[AIM OF THE EXERCISE]
Restate the data below word for word. Skip any images it contains.

[INFORMATION PROVIDED]
[BEGIN]
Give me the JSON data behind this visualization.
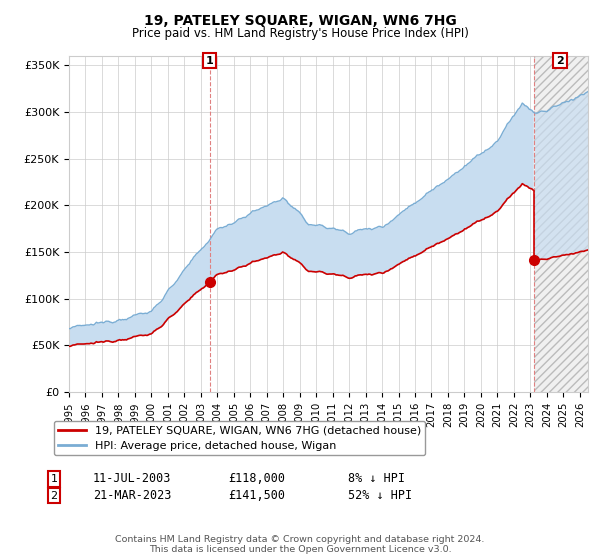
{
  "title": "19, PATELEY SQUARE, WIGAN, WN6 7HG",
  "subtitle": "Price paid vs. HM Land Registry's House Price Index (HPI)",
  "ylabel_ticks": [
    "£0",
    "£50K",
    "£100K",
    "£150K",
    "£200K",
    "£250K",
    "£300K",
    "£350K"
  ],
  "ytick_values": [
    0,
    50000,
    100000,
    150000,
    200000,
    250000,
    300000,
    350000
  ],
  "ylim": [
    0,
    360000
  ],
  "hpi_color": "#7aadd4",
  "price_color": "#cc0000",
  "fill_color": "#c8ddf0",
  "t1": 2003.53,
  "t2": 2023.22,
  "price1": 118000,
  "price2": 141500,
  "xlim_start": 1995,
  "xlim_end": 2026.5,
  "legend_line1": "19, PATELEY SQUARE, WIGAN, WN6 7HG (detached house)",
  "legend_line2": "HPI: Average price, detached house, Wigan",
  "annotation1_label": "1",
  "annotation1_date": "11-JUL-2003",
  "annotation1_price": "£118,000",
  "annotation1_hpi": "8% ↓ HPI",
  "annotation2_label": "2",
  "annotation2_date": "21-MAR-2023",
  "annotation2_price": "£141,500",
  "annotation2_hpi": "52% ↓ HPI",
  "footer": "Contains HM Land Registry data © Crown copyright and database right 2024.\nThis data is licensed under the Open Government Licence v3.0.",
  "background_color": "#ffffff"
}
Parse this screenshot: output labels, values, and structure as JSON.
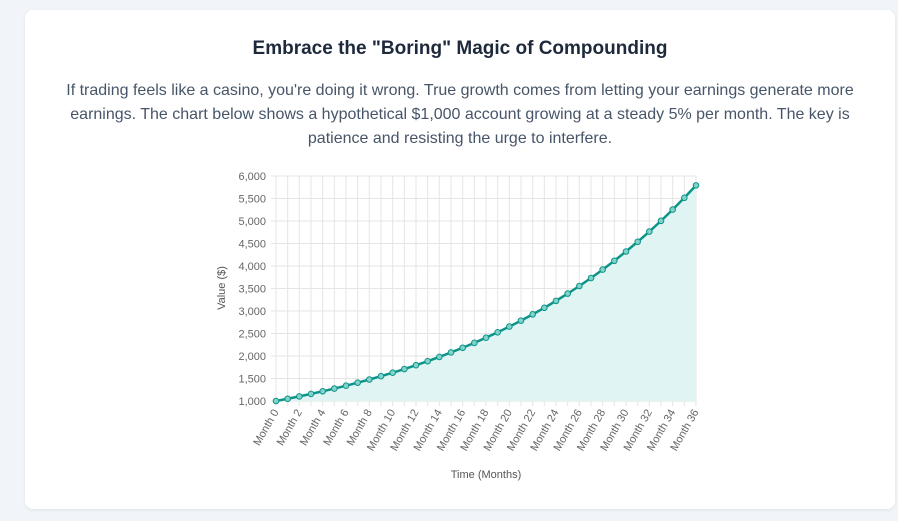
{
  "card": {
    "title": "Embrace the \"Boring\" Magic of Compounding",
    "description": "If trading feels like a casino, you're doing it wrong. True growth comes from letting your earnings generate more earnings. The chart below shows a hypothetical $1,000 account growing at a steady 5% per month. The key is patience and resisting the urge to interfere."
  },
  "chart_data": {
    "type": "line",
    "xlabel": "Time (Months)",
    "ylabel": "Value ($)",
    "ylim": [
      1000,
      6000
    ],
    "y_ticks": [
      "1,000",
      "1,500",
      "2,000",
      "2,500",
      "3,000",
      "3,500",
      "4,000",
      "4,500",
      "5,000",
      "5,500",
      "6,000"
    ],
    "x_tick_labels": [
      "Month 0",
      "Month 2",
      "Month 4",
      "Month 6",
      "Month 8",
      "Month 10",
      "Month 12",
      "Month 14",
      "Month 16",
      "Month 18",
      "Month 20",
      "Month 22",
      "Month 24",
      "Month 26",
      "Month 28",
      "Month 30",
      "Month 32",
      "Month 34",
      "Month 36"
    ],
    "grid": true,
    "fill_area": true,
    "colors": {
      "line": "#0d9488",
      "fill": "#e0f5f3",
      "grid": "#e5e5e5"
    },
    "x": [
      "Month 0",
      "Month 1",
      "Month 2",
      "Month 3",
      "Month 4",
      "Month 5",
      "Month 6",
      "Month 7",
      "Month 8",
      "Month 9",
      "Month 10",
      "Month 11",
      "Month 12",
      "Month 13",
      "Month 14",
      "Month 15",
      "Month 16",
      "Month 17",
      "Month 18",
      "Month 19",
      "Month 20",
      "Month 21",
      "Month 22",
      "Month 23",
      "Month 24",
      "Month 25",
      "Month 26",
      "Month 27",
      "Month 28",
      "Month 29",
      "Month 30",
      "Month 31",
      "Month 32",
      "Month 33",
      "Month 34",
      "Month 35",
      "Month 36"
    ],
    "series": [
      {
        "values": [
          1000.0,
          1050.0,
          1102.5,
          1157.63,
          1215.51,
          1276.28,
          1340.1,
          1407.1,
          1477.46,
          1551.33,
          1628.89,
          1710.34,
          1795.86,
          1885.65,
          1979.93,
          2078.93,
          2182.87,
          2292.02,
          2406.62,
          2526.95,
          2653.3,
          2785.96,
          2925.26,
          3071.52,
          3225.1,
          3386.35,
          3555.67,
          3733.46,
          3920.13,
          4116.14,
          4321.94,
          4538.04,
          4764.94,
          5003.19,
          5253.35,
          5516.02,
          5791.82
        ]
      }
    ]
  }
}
[END]
[CORRECT RESPONSE]
Give me the JSON data behind this visualization.
{
  "title": "19, PATELEY SQUARE, WIGAN, WN6 7HG",
  "subtitle": "Price paid vs. HM Land Registry's House Price Index (HPI)",
  "ylabel_ticks": [
    "£0",
    "£50K",
    "£100K",
    "£150K",
    "£200K",
    "£250K",
    "£300K",
    "£350K"
  ],
  "ytick_values": [
    0,
    50000,
    100000,
    150000,
    200000,
    250000,
    300000,
    350000
  ],
  "ylim": [
    0,
    360000
  ],
  "hpi_color": "#7aadd4",
  "price_color": "#cc0000",
  "fill_color": "#c8ddf0",
  "t1": 2003.53,
  "t2": 2023.22,
  "price1": 118000,
  "price2": 141500,
  "xlim_start": 1995,
  "xlim_end": 2026.5,
  "legend_line1": "19, PATELEY SQUARE, WIGAN, WN6 7HG (detached house)",
  "legend_line2": "HPI: Average price, detached house, Wigan",
  "annotation1_label": "1",
  "annotation1_date": "11-JUL-2003",
  "annotation1_price": "£118,000",
  "annotation1_hpi": "8% ↓ HPI",
  "annotation2_label": "2",
  "annotation2_date": "21-MAR-2023",
  "annotation2_price": "£141,500",
  "annotation2_hpi": "52% ↓ HPI",
  "footer": "Contains HM Land Registry data © Crown copyright and database right 2024.\nThis data is licensed under the Open Government Licence v3.0.",
  "background_color": "#ffffff"
}
Parse this screenshot: output labels, values, and structure as JSON.
{
  "card": {
    "title": "Embrace the \"Boring\" Magic of Compounding",
    "description": "If trading feels like a casino, you're doing it wrong. True growth comes from letting your earnings generate more earnings. The chart below shows a hypothetical $1,000 account growing at a steady 5% per month. The key is patience and resisting the urge to interfere."
  },
  "chart_data": {
    "type": "line",
    "xlabel": "Time (Months)",
    "ylabel": "Value ($)",
    "ylim": [
      1000,
      6000
    ],
    "y_ticks": [
      "1,000",
      "1,500",
      "2,000",
      "2,500",
      "3,000",
      "3,500",
      "4,000",
      "4,500",
      "5,000",
      "5,500",
      "6,000"
    ],
    "x_tick_labels": [
      "Month 0",
      "Month 2",
      "Month 4",
      "Month 6",
      "Month 8",
      "Month 10",
      "Month 12",
      "Month 14",
      "Month 16",
      "Month 18",
      "Month 20",
      "Month 22",
      "Month 24",
      "Month 26",
      "Month 28",
      "Month 30",
      "Month 32",
      "Month 34",
      "Month 36"
    ],
    "grid": true,
    "fill_area": true,
    "colors": {
      "line": "#0d9488",
      "fill": "#e0f5f3",
      "grid": "#e5e5e5"
    },
    "x": [
      "Month 0",
      "Month 1",
      "Month 2",
      "Month 3",
      "Month 4",
      "Month 5",
      "Month 6",
      "Month 7",
      "Month 8",
      "Month 9",
      "Month 10",
      "Month 11",
      "Month 12",
      "Month 13",
      "Month 14",
      "Month 15",
      "Month 16",
      "Month 17",
      "Month 18",
      "Month 19",
      "Month 20",
      "Month 21",
      "Month 22",
      "Month 23",
      "Month 24",
      "Month 25",
      "Month 26",
      "Month 27",
      "Month 28",
      "Month 29",
      "Month 30",
      "Month 31",
      "Month 32",
      "Month 33",
      "Month 34",
      "Month 35",
      "Month 36"
    ],
    "series": [
      {
        "values": [
          1000.0,
          1050.0,
          1102.5,
          1157.63,
          1215.51,
          1276.28,
          1340.1,
          1407.1,
          1477.46,
          1551.33,
          1628.89,
          1710.34,
          1795.86,
          1885.65,
          1979.93,
          2078.93,
          2182.87,
          2292.02,
          2406.62,
          2526.95,
          2653.3,
          2785.96,
          2925.26,
          3071.52,
          3225.1,
          3386.35,
          3555.67,
          3733.46,
          3920.13,
          4116.14,
          4321.94,
          4538.04,
          4764.94,
          5003.19,
          5253.35,
          5516.02,
          5791.82
        ]
      }
    ]
  }
}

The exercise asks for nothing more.